● Written exercise
Copy every line with the string "this" in it.

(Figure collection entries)
========================================

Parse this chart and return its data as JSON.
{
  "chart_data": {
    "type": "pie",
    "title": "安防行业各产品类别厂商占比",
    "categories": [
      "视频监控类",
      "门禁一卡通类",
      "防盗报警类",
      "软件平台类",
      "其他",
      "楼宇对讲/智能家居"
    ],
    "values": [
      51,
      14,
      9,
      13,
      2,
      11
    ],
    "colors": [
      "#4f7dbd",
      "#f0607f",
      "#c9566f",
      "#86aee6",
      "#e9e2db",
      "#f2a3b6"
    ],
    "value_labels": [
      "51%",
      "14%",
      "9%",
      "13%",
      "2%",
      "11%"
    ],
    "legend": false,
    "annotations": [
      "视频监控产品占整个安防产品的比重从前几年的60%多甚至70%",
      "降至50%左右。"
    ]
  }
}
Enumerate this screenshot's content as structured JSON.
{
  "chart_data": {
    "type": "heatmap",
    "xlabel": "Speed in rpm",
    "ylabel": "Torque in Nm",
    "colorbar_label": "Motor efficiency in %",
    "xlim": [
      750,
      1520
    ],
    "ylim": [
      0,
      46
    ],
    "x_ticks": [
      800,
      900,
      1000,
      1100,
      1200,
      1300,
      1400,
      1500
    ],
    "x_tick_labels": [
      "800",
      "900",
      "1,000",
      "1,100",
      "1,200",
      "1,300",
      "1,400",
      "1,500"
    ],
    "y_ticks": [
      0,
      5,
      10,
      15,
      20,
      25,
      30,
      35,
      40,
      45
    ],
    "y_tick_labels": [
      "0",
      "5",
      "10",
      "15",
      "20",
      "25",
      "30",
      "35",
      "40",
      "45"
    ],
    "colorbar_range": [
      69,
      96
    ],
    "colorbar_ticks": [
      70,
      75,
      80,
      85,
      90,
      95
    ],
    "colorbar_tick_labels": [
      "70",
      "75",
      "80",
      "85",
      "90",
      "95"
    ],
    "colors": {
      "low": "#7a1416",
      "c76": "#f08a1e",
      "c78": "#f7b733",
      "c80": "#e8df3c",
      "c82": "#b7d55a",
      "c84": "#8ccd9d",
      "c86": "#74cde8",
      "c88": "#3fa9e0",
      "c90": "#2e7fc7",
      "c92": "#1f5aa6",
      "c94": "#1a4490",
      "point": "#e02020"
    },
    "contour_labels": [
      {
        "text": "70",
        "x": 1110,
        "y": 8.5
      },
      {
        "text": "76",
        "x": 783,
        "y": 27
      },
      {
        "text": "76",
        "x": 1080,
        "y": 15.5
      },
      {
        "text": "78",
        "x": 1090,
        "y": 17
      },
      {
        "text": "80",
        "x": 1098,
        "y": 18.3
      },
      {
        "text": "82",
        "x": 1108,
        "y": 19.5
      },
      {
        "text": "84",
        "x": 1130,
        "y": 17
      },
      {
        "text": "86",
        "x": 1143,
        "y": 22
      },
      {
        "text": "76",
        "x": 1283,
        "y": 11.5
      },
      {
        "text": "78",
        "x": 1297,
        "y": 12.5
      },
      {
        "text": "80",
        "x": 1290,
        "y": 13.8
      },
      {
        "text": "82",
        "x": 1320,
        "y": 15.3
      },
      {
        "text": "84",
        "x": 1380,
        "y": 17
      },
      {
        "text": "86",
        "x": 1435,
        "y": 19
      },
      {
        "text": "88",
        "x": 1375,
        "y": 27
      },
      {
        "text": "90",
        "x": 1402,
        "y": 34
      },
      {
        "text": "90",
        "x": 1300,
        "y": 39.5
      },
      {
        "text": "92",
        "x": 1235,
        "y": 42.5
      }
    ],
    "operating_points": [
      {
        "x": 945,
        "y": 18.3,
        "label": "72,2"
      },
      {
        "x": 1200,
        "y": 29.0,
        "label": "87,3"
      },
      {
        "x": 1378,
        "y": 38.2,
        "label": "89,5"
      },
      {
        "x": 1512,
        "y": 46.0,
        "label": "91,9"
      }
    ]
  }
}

========================================

● Task result
Parse this chart and return its data as JSON.
Enumerate this screenshot's content as structured JSON.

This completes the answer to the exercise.